Data extracted from a collection:
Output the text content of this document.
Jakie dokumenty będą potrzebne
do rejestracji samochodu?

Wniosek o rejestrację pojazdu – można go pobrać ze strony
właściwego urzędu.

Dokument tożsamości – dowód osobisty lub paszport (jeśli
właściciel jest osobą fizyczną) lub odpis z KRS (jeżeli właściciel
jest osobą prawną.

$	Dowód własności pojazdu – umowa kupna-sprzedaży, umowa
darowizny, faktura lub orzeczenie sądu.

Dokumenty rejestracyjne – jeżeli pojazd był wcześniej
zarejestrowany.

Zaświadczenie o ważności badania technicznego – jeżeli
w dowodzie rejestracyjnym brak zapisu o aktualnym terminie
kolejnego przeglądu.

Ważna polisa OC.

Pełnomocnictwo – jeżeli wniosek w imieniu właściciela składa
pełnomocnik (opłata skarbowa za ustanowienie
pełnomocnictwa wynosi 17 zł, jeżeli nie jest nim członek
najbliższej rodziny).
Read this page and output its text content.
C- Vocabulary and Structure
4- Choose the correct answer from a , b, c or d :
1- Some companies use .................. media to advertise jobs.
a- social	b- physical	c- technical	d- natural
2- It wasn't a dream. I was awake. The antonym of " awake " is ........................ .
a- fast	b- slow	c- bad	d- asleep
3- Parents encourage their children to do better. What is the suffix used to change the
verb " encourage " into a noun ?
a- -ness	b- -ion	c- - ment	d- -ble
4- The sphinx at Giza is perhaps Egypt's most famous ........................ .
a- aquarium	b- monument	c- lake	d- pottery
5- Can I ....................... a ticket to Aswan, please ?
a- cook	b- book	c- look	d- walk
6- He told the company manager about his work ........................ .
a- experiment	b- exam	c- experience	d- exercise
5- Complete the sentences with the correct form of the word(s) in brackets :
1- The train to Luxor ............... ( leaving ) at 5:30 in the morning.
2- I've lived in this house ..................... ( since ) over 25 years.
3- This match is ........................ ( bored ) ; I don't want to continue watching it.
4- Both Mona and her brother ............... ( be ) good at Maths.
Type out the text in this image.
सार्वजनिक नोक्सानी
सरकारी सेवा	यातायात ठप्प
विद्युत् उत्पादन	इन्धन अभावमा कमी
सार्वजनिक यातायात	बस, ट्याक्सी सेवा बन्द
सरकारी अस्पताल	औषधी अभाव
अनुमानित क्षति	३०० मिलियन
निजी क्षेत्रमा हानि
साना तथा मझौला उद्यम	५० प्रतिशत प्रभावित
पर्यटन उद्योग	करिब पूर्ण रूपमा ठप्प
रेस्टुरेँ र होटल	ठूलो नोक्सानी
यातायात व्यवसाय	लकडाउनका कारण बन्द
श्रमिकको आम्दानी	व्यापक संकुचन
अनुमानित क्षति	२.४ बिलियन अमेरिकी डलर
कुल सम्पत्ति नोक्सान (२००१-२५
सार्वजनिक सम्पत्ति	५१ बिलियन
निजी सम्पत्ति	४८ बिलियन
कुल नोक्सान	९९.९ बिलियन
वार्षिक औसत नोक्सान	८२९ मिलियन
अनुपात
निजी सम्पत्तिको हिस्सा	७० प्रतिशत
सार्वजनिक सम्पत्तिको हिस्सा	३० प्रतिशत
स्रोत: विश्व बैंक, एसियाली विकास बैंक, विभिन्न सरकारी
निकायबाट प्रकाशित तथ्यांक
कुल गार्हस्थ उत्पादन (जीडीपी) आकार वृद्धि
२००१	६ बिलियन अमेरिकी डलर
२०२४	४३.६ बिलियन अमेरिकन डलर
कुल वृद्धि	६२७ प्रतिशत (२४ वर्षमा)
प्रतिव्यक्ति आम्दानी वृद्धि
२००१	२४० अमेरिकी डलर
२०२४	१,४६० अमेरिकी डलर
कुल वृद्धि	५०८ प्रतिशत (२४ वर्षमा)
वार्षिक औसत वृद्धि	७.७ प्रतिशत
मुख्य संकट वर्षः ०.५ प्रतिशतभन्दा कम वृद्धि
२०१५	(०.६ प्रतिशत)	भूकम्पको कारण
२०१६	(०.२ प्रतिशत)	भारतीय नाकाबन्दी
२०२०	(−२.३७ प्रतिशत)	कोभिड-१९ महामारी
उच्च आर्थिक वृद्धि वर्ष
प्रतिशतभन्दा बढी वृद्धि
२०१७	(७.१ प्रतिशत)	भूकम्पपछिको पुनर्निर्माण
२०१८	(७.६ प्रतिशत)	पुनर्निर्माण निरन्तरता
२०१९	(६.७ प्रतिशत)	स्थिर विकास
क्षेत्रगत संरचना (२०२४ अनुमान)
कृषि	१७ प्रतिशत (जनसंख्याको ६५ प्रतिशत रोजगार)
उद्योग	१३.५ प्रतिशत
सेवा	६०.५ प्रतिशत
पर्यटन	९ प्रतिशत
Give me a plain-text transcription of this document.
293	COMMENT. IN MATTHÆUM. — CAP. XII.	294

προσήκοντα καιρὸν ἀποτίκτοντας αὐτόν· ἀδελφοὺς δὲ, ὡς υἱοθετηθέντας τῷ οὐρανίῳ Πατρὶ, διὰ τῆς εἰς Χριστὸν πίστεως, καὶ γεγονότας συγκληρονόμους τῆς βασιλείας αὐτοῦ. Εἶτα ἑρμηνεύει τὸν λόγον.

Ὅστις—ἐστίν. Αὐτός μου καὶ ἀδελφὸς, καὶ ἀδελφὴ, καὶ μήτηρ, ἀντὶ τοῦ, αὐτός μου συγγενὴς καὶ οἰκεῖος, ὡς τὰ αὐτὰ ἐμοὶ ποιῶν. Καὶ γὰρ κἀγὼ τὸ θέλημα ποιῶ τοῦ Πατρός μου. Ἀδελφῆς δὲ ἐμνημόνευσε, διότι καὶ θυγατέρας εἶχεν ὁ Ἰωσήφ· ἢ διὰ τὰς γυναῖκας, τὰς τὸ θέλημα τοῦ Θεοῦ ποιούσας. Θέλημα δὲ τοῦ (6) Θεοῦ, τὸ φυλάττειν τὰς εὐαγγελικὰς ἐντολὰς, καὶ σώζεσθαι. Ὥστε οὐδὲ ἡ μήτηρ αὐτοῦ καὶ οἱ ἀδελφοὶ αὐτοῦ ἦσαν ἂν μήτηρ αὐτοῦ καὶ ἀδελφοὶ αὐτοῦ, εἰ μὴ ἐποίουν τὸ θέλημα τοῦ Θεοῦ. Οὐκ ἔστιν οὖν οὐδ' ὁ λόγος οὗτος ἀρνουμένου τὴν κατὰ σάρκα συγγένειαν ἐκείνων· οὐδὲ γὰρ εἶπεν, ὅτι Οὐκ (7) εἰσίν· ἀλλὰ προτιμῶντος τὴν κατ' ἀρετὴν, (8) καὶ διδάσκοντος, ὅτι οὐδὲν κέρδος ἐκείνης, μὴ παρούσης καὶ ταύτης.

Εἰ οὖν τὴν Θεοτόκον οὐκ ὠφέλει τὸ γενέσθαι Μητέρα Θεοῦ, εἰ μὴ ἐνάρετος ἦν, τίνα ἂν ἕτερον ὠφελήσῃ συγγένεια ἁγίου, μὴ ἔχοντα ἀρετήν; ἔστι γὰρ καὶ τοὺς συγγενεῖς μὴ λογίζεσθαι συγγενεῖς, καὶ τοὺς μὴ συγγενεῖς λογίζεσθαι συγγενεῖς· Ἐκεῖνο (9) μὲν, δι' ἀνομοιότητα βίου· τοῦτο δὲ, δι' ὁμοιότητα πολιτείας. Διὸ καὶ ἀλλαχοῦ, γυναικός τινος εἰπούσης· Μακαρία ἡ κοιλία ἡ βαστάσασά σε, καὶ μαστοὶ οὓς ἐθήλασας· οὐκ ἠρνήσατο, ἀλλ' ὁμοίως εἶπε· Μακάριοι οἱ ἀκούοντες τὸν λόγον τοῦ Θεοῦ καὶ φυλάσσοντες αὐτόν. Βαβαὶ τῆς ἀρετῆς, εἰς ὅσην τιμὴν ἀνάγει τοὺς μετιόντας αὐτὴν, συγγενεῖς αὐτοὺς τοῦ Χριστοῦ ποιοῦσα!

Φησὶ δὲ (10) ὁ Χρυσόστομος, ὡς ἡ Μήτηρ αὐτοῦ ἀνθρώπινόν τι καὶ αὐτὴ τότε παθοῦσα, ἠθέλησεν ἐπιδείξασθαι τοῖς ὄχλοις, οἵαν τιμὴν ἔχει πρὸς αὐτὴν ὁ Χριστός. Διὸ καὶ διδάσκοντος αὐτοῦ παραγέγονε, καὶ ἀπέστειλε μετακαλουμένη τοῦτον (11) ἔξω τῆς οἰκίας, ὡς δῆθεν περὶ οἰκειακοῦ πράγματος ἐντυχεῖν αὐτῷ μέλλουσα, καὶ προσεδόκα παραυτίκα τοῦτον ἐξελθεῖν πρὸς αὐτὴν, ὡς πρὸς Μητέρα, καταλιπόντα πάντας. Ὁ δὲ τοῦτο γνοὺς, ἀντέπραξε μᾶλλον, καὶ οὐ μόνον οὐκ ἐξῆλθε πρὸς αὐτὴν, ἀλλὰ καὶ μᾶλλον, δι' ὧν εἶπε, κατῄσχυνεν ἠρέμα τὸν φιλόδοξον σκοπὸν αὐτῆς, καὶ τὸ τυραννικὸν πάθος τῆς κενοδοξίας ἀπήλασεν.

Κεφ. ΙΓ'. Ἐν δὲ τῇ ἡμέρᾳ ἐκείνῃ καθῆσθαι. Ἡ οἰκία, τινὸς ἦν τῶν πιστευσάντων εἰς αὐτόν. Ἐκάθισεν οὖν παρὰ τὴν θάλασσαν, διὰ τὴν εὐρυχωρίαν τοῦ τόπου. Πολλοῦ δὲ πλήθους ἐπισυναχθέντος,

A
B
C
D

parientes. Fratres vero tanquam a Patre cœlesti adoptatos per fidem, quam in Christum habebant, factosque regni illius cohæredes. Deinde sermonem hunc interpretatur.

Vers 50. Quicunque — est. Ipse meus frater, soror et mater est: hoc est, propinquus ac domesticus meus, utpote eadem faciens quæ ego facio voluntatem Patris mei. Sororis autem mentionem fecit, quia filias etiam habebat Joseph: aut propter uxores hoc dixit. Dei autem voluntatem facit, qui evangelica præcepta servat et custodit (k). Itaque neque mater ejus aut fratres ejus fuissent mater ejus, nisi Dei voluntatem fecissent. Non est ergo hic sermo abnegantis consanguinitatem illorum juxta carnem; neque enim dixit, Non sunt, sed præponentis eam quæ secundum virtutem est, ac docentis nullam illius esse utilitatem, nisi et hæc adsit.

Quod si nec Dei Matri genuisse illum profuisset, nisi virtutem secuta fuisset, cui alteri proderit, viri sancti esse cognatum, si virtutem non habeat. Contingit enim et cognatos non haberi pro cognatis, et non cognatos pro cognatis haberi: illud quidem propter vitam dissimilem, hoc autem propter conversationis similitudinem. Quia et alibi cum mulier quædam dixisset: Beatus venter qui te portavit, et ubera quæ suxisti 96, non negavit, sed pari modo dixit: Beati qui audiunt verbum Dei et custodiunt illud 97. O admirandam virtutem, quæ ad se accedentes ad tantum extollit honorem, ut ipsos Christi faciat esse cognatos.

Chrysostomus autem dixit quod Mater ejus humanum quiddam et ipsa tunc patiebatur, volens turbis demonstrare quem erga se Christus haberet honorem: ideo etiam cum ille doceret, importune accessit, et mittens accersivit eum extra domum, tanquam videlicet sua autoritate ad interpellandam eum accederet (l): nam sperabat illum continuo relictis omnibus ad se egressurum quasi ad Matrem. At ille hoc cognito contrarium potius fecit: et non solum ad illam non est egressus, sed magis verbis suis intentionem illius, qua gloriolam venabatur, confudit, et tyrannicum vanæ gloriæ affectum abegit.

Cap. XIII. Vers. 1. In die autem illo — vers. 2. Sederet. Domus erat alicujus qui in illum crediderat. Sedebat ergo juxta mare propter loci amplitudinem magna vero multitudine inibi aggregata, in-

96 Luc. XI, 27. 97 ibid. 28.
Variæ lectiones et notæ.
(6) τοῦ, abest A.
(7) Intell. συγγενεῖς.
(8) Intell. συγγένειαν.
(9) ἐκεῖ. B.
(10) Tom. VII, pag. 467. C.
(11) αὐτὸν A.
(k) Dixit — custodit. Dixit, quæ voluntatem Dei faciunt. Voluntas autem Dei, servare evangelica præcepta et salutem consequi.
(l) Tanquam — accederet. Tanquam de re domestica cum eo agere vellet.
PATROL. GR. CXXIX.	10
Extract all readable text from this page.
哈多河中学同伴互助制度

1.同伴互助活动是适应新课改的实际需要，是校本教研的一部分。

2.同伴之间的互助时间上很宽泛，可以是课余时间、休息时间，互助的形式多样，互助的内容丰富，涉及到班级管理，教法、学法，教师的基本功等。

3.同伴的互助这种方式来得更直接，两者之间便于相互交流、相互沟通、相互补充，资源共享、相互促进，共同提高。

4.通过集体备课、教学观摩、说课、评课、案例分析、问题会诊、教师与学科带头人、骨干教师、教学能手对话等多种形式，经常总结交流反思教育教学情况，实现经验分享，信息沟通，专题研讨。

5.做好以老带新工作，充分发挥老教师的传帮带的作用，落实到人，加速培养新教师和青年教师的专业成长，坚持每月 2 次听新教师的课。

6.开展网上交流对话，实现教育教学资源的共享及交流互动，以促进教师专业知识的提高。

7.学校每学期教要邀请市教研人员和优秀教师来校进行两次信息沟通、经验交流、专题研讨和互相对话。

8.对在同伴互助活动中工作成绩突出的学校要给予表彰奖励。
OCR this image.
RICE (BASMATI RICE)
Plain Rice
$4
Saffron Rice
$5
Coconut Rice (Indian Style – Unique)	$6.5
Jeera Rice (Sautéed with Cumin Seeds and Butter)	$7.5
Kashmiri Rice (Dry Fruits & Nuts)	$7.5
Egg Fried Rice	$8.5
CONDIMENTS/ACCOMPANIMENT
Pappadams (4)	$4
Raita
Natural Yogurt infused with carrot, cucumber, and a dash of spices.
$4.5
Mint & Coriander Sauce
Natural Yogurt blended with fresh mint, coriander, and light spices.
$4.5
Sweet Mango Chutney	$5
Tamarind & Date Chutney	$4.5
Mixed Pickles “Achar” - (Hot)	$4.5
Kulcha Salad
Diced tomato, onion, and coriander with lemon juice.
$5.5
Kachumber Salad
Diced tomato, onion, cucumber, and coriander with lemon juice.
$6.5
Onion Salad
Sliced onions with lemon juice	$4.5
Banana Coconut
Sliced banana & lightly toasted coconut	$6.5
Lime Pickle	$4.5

▸ **Work to be completed**: Pull out all lines from the entries above that include the word "Μητέρα".

▸ **Completed exercise**:
Εἰ οὖν τὴν Θεοτόκον οὐκ ὠφέλει τὸ γενέσθαι Μητέρα Θεοῦ, εἰ μὴ ἐνάρετος ἦν, τίνα ἂν ἕτερον ὠφελήσῃ συγγένεια ἁγίου, μὴ ἔχοντα ἀρετήν; ἔστι γὰρ καὶ τοὺς συγγενεῖς μὴ λογίζεσθαι συγγενεῖς, καὶ τοὺς μὴ συγγενεῖς λογίζεσθαι συγγενεῖς· Ἐκεῖνο (9) μὲν, δι' ἀνομοιότητα βίου· τοῦτο δὲ, δι' ὁμοιότητα πολιτείας. Διὸ καὶ ἀλλαχοῦ, γυναικός τινος εἰπούσης· Μακαρία ἡ κοιλία ἡ βαστάσασά σε, καὶ μαστοὶ οὓς ἐθήλασας· οὐκ ἠρνήσατο, ἀλλ' ὁμοίως εἶπε· Μακάριοι οἱ ἀκούοντες τὸν λόγον τοῦ Θεοῦ καὶ φυλάσσοντες αὐτόν. Βαβαὶ τῆς ἀρετῆς, εἰς ὅσην τιμὴν ἀνάγει τοὺς μετιόντας αὐτὴν, συγγενεῖς αὐτοὺς τοῦ Χριστοῦ ποιοῦσα!
Φησὶ δὲ (10) ὁ Χρυσόστομος, ὡς ἡ Μήτηρ αὐτοῦ ἀνθρώπινόν τι καὶ αὐτὴ τότε παθοῦσα, ἠθέλησεν ἐπιδείξασθαι τοῖς ὄχλοις, οἵαν τιμὴν ἔχει πρὸς αὐτὴν ὁ Χριστός. Διὸ καὶ διδάσκοντος αὐτοῦ παραγέγονε, καὶ ἀπέστειλε μετακαλουμένη τοῦτον (11) ἔξω τῆς οἰκίας, ὡς δῆθεν περὶ οἰκειακοῦ πράγματος ἐντυχεῖν αὐτῷ μέλλουσα, καὶ προσεδόκα παραυτίκα τοῦτον ἐξελθεῖν πρὸς αὐτὴν, ὡς πρὸς Μητέρα, καταλιπόντα πάντας. Ὁ δὲ τοῦτο γνοὺς, ἀντέπραξε μᾶλλον, καὶ οὐ μόνον οὐκ ἐξῆλθε πρὸς αὐτὴν, ἀλλὰ καὶ μᾶλλον, δι' ὧν εἶπε, κατῄσχυνεν ἠρέμα τὸν φιλόδοξον σκοπὸν αὐτῆς, καὶ τὸ τυραννικὸν πάθος τῆς κενοδοξίας ἀπήλασεν.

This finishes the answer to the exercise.